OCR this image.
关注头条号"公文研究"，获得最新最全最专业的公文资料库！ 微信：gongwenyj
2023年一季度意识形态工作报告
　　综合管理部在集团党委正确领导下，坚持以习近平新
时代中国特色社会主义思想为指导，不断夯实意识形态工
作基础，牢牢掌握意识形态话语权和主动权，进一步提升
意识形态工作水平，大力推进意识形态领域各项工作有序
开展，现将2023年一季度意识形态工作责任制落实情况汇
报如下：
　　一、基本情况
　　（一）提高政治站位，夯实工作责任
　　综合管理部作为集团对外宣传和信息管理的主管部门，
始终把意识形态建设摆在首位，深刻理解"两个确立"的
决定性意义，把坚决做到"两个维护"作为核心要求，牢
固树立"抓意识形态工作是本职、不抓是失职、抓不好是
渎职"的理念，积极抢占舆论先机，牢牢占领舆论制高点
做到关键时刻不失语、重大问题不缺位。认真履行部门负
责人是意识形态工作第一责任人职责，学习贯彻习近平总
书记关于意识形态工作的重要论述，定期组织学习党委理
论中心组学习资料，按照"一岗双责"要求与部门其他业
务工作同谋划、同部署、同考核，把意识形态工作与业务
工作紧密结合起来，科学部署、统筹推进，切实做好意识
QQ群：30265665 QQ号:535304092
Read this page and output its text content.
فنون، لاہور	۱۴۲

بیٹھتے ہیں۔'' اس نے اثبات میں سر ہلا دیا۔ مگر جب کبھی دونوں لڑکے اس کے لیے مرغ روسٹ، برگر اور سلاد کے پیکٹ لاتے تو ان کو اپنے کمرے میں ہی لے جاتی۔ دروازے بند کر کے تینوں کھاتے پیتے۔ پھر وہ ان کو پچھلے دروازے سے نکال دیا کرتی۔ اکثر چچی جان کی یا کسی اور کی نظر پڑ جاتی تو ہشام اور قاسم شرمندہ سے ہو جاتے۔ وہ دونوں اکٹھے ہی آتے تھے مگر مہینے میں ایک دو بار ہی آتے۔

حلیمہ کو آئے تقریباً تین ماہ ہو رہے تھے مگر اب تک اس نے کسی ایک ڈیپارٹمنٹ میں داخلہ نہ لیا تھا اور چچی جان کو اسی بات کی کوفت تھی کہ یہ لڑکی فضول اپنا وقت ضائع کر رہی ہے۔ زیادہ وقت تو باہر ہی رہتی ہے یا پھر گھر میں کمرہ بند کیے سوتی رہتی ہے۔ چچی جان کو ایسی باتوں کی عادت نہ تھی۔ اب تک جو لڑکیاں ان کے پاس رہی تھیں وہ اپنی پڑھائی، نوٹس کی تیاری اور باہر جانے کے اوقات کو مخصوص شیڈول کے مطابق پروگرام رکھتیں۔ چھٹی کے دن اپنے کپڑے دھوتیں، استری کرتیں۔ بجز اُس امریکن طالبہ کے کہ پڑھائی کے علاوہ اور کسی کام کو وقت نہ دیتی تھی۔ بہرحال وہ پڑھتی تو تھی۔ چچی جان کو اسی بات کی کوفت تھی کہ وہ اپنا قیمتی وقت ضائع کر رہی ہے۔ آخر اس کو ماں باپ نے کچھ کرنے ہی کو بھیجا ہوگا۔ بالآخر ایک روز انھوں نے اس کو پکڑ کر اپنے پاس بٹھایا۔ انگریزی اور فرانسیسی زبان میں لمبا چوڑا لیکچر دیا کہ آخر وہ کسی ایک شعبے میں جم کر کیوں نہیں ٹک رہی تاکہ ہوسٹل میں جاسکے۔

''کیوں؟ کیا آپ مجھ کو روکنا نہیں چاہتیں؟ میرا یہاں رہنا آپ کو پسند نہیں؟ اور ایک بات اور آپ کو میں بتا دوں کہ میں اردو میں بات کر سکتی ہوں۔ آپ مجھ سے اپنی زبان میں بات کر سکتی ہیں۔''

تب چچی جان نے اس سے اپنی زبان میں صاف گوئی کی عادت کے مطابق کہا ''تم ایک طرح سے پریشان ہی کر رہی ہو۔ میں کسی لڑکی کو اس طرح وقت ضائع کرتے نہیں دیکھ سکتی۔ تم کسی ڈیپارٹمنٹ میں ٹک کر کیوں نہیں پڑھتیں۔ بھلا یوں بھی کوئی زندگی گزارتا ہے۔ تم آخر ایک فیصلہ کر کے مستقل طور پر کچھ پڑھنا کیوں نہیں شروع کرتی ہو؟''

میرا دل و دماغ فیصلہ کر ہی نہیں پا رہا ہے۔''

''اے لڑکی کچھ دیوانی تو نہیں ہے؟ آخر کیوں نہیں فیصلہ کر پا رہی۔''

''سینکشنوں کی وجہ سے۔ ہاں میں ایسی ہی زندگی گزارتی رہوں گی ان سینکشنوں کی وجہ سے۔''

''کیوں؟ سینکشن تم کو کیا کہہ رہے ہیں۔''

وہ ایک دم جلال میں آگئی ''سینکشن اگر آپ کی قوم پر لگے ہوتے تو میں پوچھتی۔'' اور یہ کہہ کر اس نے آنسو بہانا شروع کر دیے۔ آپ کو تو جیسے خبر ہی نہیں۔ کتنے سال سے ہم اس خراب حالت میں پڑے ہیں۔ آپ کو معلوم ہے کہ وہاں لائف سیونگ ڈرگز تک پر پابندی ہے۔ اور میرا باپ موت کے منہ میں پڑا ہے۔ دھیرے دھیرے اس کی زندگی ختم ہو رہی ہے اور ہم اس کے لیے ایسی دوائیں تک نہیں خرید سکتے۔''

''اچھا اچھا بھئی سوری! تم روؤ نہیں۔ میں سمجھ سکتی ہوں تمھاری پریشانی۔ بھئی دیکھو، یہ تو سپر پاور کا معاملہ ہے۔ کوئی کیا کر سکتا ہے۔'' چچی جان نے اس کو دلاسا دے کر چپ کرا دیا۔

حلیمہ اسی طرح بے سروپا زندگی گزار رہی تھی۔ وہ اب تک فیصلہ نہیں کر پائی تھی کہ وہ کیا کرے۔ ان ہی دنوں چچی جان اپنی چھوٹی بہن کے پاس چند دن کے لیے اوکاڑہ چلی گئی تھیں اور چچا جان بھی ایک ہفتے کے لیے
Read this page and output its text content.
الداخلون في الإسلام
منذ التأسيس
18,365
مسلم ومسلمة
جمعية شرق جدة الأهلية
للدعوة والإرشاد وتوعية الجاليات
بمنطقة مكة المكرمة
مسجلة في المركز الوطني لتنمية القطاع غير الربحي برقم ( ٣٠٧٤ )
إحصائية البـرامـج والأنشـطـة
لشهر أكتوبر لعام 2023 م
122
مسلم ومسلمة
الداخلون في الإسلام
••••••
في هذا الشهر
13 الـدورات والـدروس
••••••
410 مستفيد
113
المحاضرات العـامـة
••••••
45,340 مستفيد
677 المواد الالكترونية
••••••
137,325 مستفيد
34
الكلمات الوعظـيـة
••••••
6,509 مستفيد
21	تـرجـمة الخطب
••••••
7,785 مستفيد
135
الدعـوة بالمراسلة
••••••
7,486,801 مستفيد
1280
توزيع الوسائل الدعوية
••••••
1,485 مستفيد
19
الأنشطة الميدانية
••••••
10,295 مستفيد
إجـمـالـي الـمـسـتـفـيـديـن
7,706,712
:::
Exercise aim —
Copy down the material exactly as written.

Solution to this exercise —
OCR this image.
关注头条号"公文研究"，获得最新最全最专业的公文资料库！ 微信：gongwenyj
2023年一季度意识形态工作报告
　　综合管理部在集团党委正确领导下，坚持以习近平新
时代中国特色社会主义思想为指导，不断夯实意识形态工
作基础，牢牢掌握意识形态话语权和主动权，进一步提升
意识形态工作水平，大力推进意识形态领域各项工作有序
开展，现将2023年一季度意识形态工作责任制落实情况汇
报如下：
　　一、基本情况
　　（一）提高政治站位，夯实工作责任
　　综合管理部作为集团对外宣传和信息管理的主管部门，
始终把意识形态建设摆在首位，深刻理解"两个确立"的
决定性意义，把坚决做到"两个维护"作为核心要求，牢
固树立"抓意识形态工作是本职、不抓是失职、抓不好是
渎职"的理念，积极抢占舆论先机，牢牢占领舆论制高点
做到关键时刻不失语、重大问题不缺位。认真履行部门负
责人是意识形态工作第一责任人职责，学习贯彻习近平总
书记关于意识形态工作的重要论述，定期组织学习党委理
论中心组学习资料，按照"一岗双责"要求与部门其他业
务工作同谋划、同部署、同考核，把意识形态工作与业务
工作紧密结合起来，科学部署、统筹推进，切实做好意识
QQ群：30265665 QQ号:535304092
Read this page and output its text content.
فنون، لاہور	۱۴۲

بیٹھتے ہیں۔'' اس نے اثبات میں سر ہلا دیا۔ مگر جب کبھی دونوں لڑکے اس کے لیے مرغ روسٹ، برگر اور سلاد کے پیکٹ لاتے تو ان کو اپنے کمرے میں ہی لے جاتی۔ دروازے بند کر کے تینوں کھاتے پیتے۔ پھر وہ ان کو پچھلے دروازے سے نکال دیا کرتی۔ اکثر چچی جان کی یا کسی اور کی نظر پڑ جاتی تو ہشام اور قاسم شرمندہ سے ہو جاتے۔ وہ دونوں اکٹھے ہی آتے تھے مگر مہینے میں ایک دو بار ہی آتے۔

حلیمہ کو آئے تقریباً تین ماہ ہو رہے تھے مگر اب تک اس نے کسی ایک ڈیپارٹمنٹ میں داخلہ نہ لیا تھا اور چچی جان کو اسی بات کی کوفت تھی کہ یہ لڑکی فضول اپنا وقت ضائع کر رہی ہے۔ زیادہ وقت تو باہر ہی رہتی ہے یا پھر گھر میں کمرہ بند کیے سوتی رہتی ہے۔ چچی جان کو ایسی باتوں کی عادت نہ تھی۔ اب تک جو لڑکیاں ان کے پاس رہی تھیں وہ اپنی پڑھائی، نوٹس کی تیاری اور باہر جانے کے اوقات کو مخصوص شیڈول کے مطابق پروگرام رکھتیں۔ چھٹی کے دن اپنے کپڑے دھوتیں، استری کرتیں۔ بجز اُس امریکن طالبہ کے کہ پڑھائی کے علاوہ اور کسی کام کو وقت نہ دیتی تھی۔ بہرحال وہ پڑھتی تو تھی۔ چچی جان کو اسی بات کی کوفت تھی کہ وہ اپنا قیمتی وقت ضائع کر رہی ہے۔ آخر اس کو ماں باپ نے کچھ کرنے ہی کو بھیجا ہوگا۔ بالآخر ایک روز انھوں نے اس کو پکڑ کر اپنے پاس بٹھایا۔ انگریزی اور فرانسیسی زبان میں لمبا چوڑا لیکچر دیا کہ آخر وہ کسی ایک شعبے میں جم کر کیوں نہیں ٹک رہی تاکہ ہوسٹل میں جاسکے۔

''کیوں؟ کیا آپ مجھ کو روکنا نہیں چاہتیں؟ میرا یہاں رہنا آپ کو پسند نہیں؟ اور ایک بات اور آپ کو میں بتا دوں کہ میں اردو میں بات کر سکتی ہوں۔ آپ مجھ سے اپنی زبان میں بات کر سکتی ہیں۔''

تب چچی جان نے اس سے اپنی زبان میں صاف گوئی کی عادت کے مطابق کہا ''تم ایک طرح سے پریشان ہی کر رہی ہو۔ میں کسی لڑکی کو اس طرح وقت ضائع کرتے نہیں دیکھ سکتی۔ تم کسی ڈیپارٹمنٹ میں ٹک کر کیوں نہیں پڑھتیں۔ بھلا یوں بھی کوئی زندگی گزارتا ہے۔ تم آخر ایک فیصلہ کر کے مستقل طور پر کچھ پڑھنا کیوں نہیں شروع کرتی ہو؟''

میرا دل و دماغ فیصلہ کر ہی نہیں پا رہا ہے۔''

''اے لڑکی کچھ دیوانی تو نہیں ہے؟ آخر کیوں نہیں فیصلہ کر پا رہی۔''

''سینکشنوں کی وجہ سے۔ ہاں میں ایسی ہی زندگی گزارتی رہوں گی ان سینکشنوں کی وجہ سے۔''

''کیوں؟ سینکشن تم کو کیا کہہ رہے ہیں۔''

وہ ایک دم جلال میں آگئی ''سینکشن اگر آپ کی قوم پر لگے ہوتے تو میں پوچھتی۔'' اور یہ کہہ کر اس نے آنسو بہانا شروع کر دیے۔ آپ کو تو جیسے خبر ہی نہیں۔ کتنے سال سے ہم اس خراب حالت میں پڑے ہیں۔ آپ کو معلوم ہے کہ وہاں لائف سیونگ ڈرگز تک پر پابندی ہے۔ اور میرا باپ موت کے منہ میں پڑا ہے۔ دھیرے دھیرے اس کی زندگی ختم ہو رہی ہے اور ہم اس کے لیے ایسی دوائیں تک نہیں خرید سکتے۔''

''اچھا اچھا بھئی سوری! تم روؤ نہیں۔ میں سمجھ سکتی ہوں تمھاری پریشانی۔ بھئی دیکھو، یہ تو سپر پاور کا معاملہ ہے۔ کوئی کیا کر سکتا ہے۔'' چچی جان نے اس کو دلاسا دے کر چپ کرا دیا۔

حلیمہ اسی طرح بے سروپا زندگی گزار رہی تھی۔ وہ اب تک فیصلہ نہیں کر پائی تھی کہ وہ کیا کرے۔ ان ہی دنوں چچی جان اپنی چھوٹی بہن کے پاس چند دن کے لیے اوکاڑہ چلی گئی تھیں اور چچا جان بھی ایک ہفتے کے لیے
Read this page and output its text content.
الداخلون في الإسلام
منذ التأسيس
18,365
مسلم ومسلمة
جمعية شرق جدة الأهلية
للدعوة والإرشاد وتوعية الجاليات
بمنطقة مكة المكرمة
مسجلة في المركز الوطني لتنمية القطاع غير الربحي برقم ( ٣٠٧٤ )
إحصائية البـرامـج والأنشـطـة
لشهر أكتوبر لعام 2023 م
122
مسلم ومسلمة
الداخلون في الإسلام
••••••
في هذا الشهر
13 الـدورات والـدروس
••••••
410 مستفيد
113
المحاضرات العـامـة
••••••
45,340 مستفيد
677 المواد الالكترونية
••••••
137,325 مستفيد
34
الكلمات الوعظـيـة
••••••
6,509 مستفيد
21	تـرجـمة الخطب
••••••
7,785 مستفيد
135
الدعـوة بالمراسلة
••••••
7,486,801 مستفيد
1280
توزيع الوسائل الدعوية
••••••
1,485 مستفيد
19
الأنشطة الميدانية
••••••
10,295 مستفيد
إجـمـالـي الـمـسـتـفـيـديـن
7,706,712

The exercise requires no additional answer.